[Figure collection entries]

--------

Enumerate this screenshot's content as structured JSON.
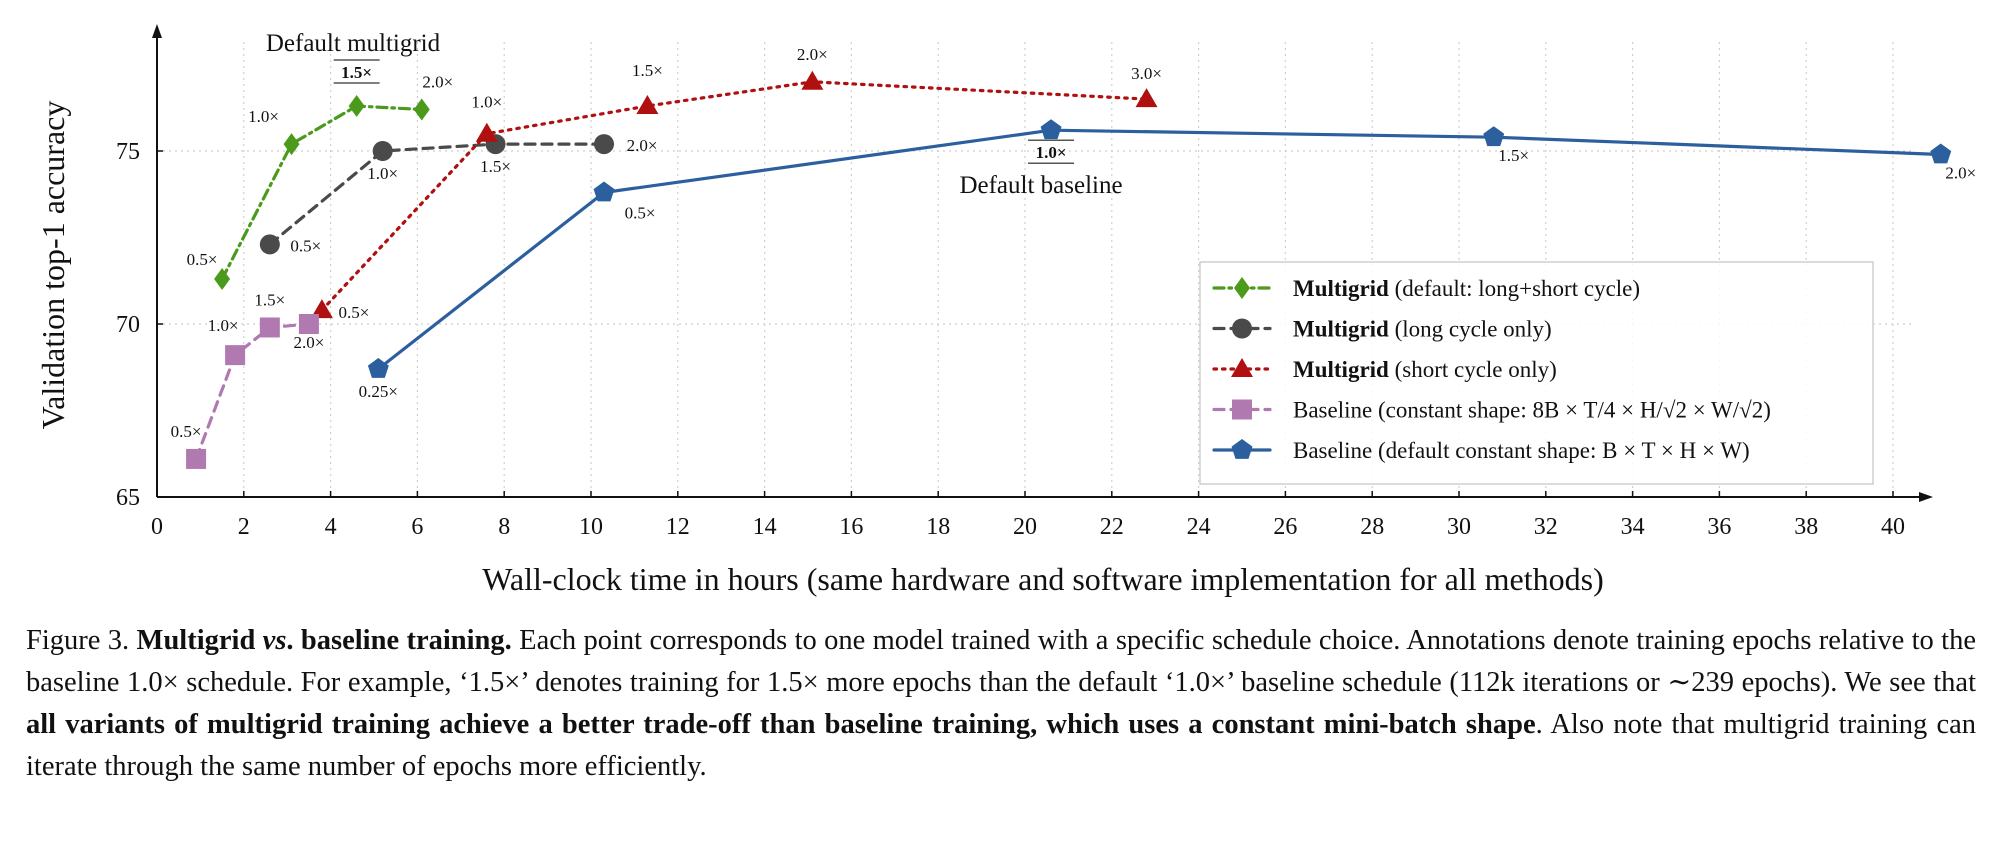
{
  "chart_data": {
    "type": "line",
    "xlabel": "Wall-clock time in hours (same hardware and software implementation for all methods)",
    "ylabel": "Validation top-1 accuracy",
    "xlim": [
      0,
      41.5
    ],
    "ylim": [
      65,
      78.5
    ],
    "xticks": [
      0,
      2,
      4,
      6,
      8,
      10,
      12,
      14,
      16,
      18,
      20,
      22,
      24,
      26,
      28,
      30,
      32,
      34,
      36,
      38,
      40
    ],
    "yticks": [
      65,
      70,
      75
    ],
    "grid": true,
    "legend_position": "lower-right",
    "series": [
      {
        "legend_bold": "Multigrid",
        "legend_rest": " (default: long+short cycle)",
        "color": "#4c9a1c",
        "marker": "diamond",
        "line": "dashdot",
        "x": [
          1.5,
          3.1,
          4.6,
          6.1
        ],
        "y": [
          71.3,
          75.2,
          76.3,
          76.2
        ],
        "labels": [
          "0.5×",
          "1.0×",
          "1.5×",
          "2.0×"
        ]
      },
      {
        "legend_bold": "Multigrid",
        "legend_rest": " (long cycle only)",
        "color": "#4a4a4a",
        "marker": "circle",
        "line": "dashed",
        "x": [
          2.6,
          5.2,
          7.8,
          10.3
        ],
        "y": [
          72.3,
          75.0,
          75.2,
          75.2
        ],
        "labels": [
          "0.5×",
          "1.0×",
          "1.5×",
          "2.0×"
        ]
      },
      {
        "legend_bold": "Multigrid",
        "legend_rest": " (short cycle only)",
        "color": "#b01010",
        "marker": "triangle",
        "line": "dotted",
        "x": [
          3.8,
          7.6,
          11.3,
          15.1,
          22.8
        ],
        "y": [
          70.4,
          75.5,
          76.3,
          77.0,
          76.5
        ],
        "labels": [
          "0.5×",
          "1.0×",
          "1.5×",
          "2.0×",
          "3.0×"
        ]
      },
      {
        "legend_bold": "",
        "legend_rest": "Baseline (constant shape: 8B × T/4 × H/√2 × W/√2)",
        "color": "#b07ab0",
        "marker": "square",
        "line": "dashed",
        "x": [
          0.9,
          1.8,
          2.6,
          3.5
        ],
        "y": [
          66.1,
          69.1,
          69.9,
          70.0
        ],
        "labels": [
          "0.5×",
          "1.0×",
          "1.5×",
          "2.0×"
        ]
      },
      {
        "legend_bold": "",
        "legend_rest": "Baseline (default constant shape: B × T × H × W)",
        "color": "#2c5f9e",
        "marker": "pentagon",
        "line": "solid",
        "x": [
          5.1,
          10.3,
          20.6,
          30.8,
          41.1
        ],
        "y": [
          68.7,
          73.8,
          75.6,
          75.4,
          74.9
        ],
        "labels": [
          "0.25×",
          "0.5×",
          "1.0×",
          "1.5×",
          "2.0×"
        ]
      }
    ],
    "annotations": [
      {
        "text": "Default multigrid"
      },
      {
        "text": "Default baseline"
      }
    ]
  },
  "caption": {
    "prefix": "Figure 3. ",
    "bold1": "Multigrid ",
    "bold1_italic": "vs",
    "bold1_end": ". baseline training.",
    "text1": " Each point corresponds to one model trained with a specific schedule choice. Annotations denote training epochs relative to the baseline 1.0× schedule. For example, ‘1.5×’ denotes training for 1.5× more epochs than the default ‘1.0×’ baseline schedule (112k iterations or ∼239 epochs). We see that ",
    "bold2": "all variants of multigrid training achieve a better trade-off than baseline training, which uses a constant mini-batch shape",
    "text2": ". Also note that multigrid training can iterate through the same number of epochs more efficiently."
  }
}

--------

◆ Task
Copy each line in full and exactly, omitting any picture.

◆ Solution
Enumerate this screenshot's content as structured JSON.
{
  "chart_data": {
    "type": "line",
    "xlabel": "Wall-clock time in hours (same hardware and software implementation for all methods)",
    "ylabel": "Validation top-1 accuracy",
    "xlim": [
      0,
      41.5
    ],
    "ylim": [
      65,
      78.5
    ],
    "xticks": [
      0,
      2,
      4,
      6,
      8,
      10,
      12,
      14,
      16,
      18,
      20,
      22,
      24,
      26,
      28,
      30,
      32,
      34,
      36,
      38,
      40
    ],
    "yticks": [
      65,
      70,
      75
    ],
    "grid": true,
    "legend_position": "lower-right",
    "series": [
      {
        "legend_bold": "Multigrid",
        "legend_rest": " (default: long+short cycle)",
        "color": "#4c9a1c",
        "marker": "diamond",
        "line": "dashdot",
        "x": [
          1.5,
          3.1,
          4.6,
          6.1
        ],
        "y": [
          71.3,
          75.2,
          76.3,
          76.2
        ],
        "labels": [
          "0.5×",
          "1.0×",
          "1.5×",
          "2.0×"
        ]
      },
      {
        "legend_bold": "Multigrid",
        "legend_rest": " (long cycle only)",
        "color": "#4a4a4a",
        "marker": "circle",
        "line": "dashed",
        "x": [
          2.6,
          5.2,
          7.8,
          10.3
        ],
        "y": [
          72.3,
          75.0,
          75.2,
          75.2
        ],
        "labels": [
          "0.5×",
          "1.0×",
          "1.5×",
          "2.0×"
        ]
      },
      {
        "legend_bold": "Multigrid",
        "legend_rest": " (short cycle only)",
        "color": "#b01010",
        "marker": "triangle",
        "line": "dotted",
        "x": [
          3.8,
          7.6,
          11.3,
          15.1,
          22.8
        ],
        "y": [
          70.4,
          75.5,
          76.3,
          77.0,
          76.5
        ],
        "labels": [
          "0.5×",
          "1.0×",
          "1.5×",
          "2.0×",
          "3.0×"
        ]
      },
      {
        "legend_bold": "",
        "legend_rest": "Baseline (constant shape: 8B × T/4 × H/√2 × W/√2)",
        "color": "#b07ab0",
        "marker": "square",
        "line": "dashed",
        "x": [
          0.9,
          1.8,
          2.6,
          3.5
        ],
        "y": [
          66.1,
          69.1,
          69.9,
          70.0
        ],
        "labels": [
          "0.5×",
          "1.0×",
          "1.5×",
          "2.0×"
        ]
      },
      {
        "legend_bold": "",
        "legend_rest": "Baseline (default constant shape: B × T × H × W)",
        "color": "#2c5f9e",
        "marker": "pentagon",
        "line": "solid",
        "x": [
          5.1,
          10.3,
          20.6,
          30.8,
          41.1
        ],
        "y": [
          68.7,
          73.8,
          75.6,
          75.4,
          74.9
        ],
        "labels": [
          "0.25×",
          "0.5×",
          "1.0×",
          "1.5×",
          "2.0×"
        ]
      }
    ],
    "annotations": [
      {
        "text": "Default multigrid"
      },
      {
        "text": "Default baseline"
      }
    ]
  },
  "caption": {
    "prefix": "Figure 3. ",
    "bold1": "Multigrid ",
    "bold1_italic": "vs",
    "bold1_end": ". baseline training.",
    "text1": " Each point corresponds to one model trained with a specific schedule choice. Annotations denote training epochs relative to the baseline 1.0× schedule. For example, ‘1.5×’ denotes training for 1.5× more epochs than the default ‘1.0×’ baseline schedule (112k iterations or ∼239 epochs). We see that ",
    "bold2": "all variants of multigrid training achieve a better trade-off than baseline training, which uses a constant mini-batch shape",
    "text2": ". Also note that multigrid training can iterate through the same number of epochs more efficiently."
  }
}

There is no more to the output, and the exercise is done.